— start Extracted data —

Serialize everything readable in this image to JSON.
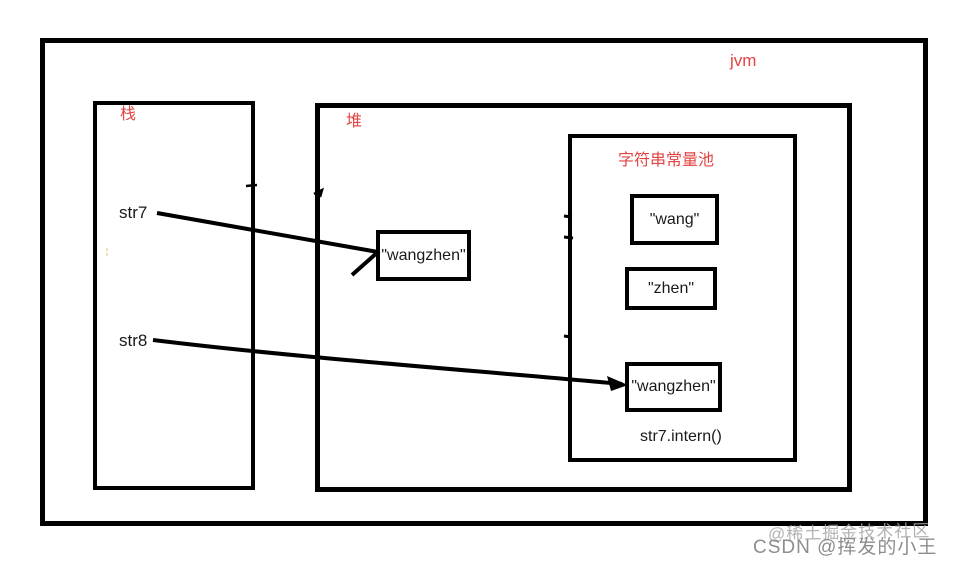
{
  "colors": {
    "label_red": "#e24444",
    "line_black": "#000000",
    "watermark_light": "#a5a5a5",
    "watermark_dark": "#878787",
    "background": "#ffffff"
  },
  "diagram": {
    "jvm_label": "jvm",
    "stack": {
      "label": "栈",
      "var1": "str7",
      "var2": "str8"
    },
    "heap": {
      "label": "堆",
      "wangzhen_box": "\"wangzhen\""
    },
    "pool": {
      "label": "字符串常量池",
      "wang_box": "\"wang\"",
      "zhen_box": "\"zhen\"",
      "wangzhen_box": "\"wangzhen\"",
      "caption": "str7.intern()"
    },
    "relations": [
      {
        "from": "str7",
        "to": "heap-wangzhen-box",
        "type": "arrow"
      },
      {
        "from": "str8",
        "to": "pool-wangzhen-box",
        "type": "arrow"
      }
    ]
  },
  "watermark": {
    "overlay": "@稀土掘金技术社区",
    "main": "CSDN @挥发的小王"
  }
}
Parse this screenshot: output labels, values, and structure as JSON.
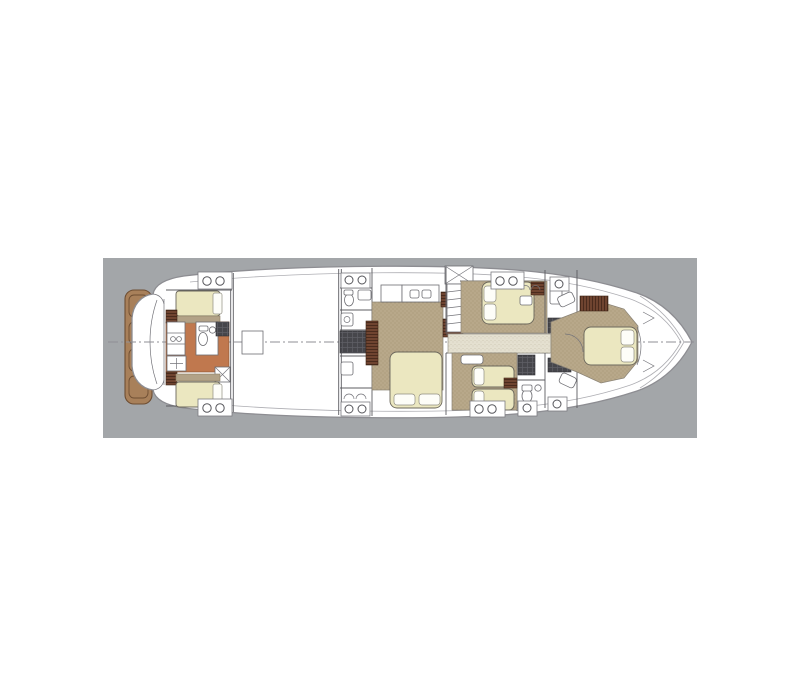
{
  "page": {
    "background": "#ffffff"
  },
  "panel": {
    "background": "#a3a6a9"
  },
  "diagram": {
    "type": "yacht-floor-plan",
    "view": "top-down lower-deck accommodation plan",
    "orientation": "bow pointing right, stern (swim platform) at left",
    "sections": [
      {
        "id": "swim-platform",
        "label": "teak swim platform with four plank steps"
      },
      {
        "id": "crew-cabin",
        "label": "aft crew cabin with two single berths, head and shower"
      },
      {
        "id": "engine-room",
        "label": "blank engine-room bay with central access hatch"
      },
      {
        "id": "aft-bathroom-block",
        "label": "port-side bathroom block with shower and twin vanity"
      },
      {
        "id": "master-stateroom",
        "label": "full-beam master stateroom with double bed and wardrobes"
      },
      {
        "id": "companionway-stairs",
        "label": "staircase up to main deck"
      },
      {
        "id": "guest-cabin-double",
        "label": "forward guest double cabin"
      },
      {
        "id": "guest-cabin-twin",
        "label": "guest twin cabin with two single beds"
      },
      {
        "id": "central-corridor",
        "label": "speckled corridor runner between cabins"
      },
      {
        "id": "forward-bathrooms",
        "label": "forward bathrooms with dark shower cubicles"
      },
      {
        "id": "vip-bow-cabin",
        "label": "VIP bow cabin with island double bed and seats"
      }
    ],
    "counts": {
      "double_beds": 3,
      "single_beds": 4,
      "portholes_top_edge": 7,
      "portholes_bottom_edge": 8,
      "dark_tile_blocks": 7,
      "teak_planks": 4
    }
  },
  "colors": {
    "page_bg": "#ffffff",
    "panel_bg": "#a3a6a9",
    "hull": "#ffffff",
    "outline": "#8d8d92",
    "wall": "#5c5c61",
    "carpet": "#b8a88a",
    "carpet_dot": "#a08f6d",
    "corridor_fill": "#e4e0d0",
    "corridor_dot": "#c9c3ae",
    "bed": "#ebe7c0",
    "bed_stroke": "#6b675c",
    "pillow": "#fdfdf8",
    "crew_floor": "#c0784e",
    "teak": "#a8805a",
    "teak_stroke": "#6e4e33",
    "cabinet_brown": "#6f4430",
    "cabinet_stripe": "#46281a",
    "dark_tile": "#46464b",
    "dark_tile_line": "#5f5f66",
    "headboard": "#b2a287",
    "centerline": "#8f8f95"
  }
}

— end Extracted data —

Given instruction | The entries above are to be returned exactly, without their pictures.

Complete output |
Serialize everything readable in this image to JSON.
{
  "colors": {
    "label_red": "#e24444",
    "line_black": "#000000",
    "watermark_light": "#a5a5a5",
    "watermark_dark": "#878787",
    "background": "#ffffff"
  },
  "diagram": {
    "jvm_label": "jvm",
    "stack": {
      "label": "栈",
      "var1": "str7",
      "var2": "str8"
    },
    "heap": {
      "label": "堆",
      "wangzhen_box": "\"wangzhen\""
    },
    "pool": {
      "label": "字符串常量池",
      "wang_box": "\"wang\"",
      "zhen_box": "\"zhen\"",
      "wangzhen_box": "\"wangzhen\"",
      "caption": "str7.intern()"
    },
    "relations": [
      {
        "from": "str7",
        "to": "heap-wangzhen-box",
        "type": "arrow"
      },
      {
        "from": "str8",
        "to": "pool-wangzhen-box",
        "type": "arrow"
      }
    ]
  },
  "watermark": {
    "overlay": "@稀土掘金技术社区",
    "main": "CSDN @挥发的小王"
  }
}
Parse this screenshot: output labels, values, and structure as JSON.
{
  "page": {
    "background": "#ffffff"
  },
  "panel": {
    "background": "#a3a6a9"
  },
  "diagram": {
    "type": "yacht-floor-plan",
    "view": "top-down lower-deck accommodation plan",
    "orientation": "bow pointing right, stern (swim platform) at left",
    "sections": [
      {
        "id": "swim-platform",
        "label": "teak swim platform with four plank steps"
      },
      {
        "id": "crew-cabin",
        "label": "aft crew cabin with two single berths, head and shower"
      },
      {
        "id": "engine-room",
        "label": "blank engine-room bay with central access hatch"
      },
      {
        "id": "aft-bathroom-block",
        "label": "port-side bathroom block with shower and twin vanity"
      },
      {
        "id": "master-stateroom",
        "label": "full-beam master stateroom with double bed and wardrobes"
      },
      {
        "id": "companionway-stairs",
        "label": "staircase up to main deck"
      },
      {
        "id": "guest-cabin-double",
        "label": "forward guest double cabin"
      },
      {
        "id": "guest-cabin-twin",
        "label": "guest twin cabin with two single beds"
      },
      {
        "id": "central-corridor",
        "label": "speckled corridor runner between cabins"
      },
      {
        "id": "forward-bathrooms",
        "label": "forward bathrooms with dark shower cubicles"
      },
      {
        "id": "vip-bow-cabin",
        "label": "VIP bow cabin with island double bed and seats"
      }
    ],
    "counts": {
      "double_beds": 3,
      "single_beds": 4,
      "portholes_top_edge": 7,
      "portholes_bottom_edge": 8,
      "dark_tile_blocks": 7,
      "teak_planks": 4
    }
  },
  "colors": {
    "page_bg": "#ffffff",
    "panel_bg": "#a3a6a9",
    "hull": "#ffffff",
    "outline": "#8d8d92",
    "wall": "#5c5c61",
    "carpet": "#b8a88a",
    "carpet_dot": "#a08f6d",
    "corridor_fill": "#e4e0d0",
    "corridor_dot": "#c9c3ae",
    "bed": "#ebe7c0",
    "bed_stroke": "#6b675c",
    "pillow": "#fdfdf8",
    "crew_floor": "#c0784e",
    "teak": "#a8805a",
    "teak_stroke": "#6e4e33",
    "cabinet_brown": "#6f4430",
    "cabinet_stripe": "#46281a",
    "dark_tile": "#46464b",
    "dark_tile_line": "#5f5f66",
    "headboard": "#b2a287",
    "centerline": "#8f8f95"
  }
}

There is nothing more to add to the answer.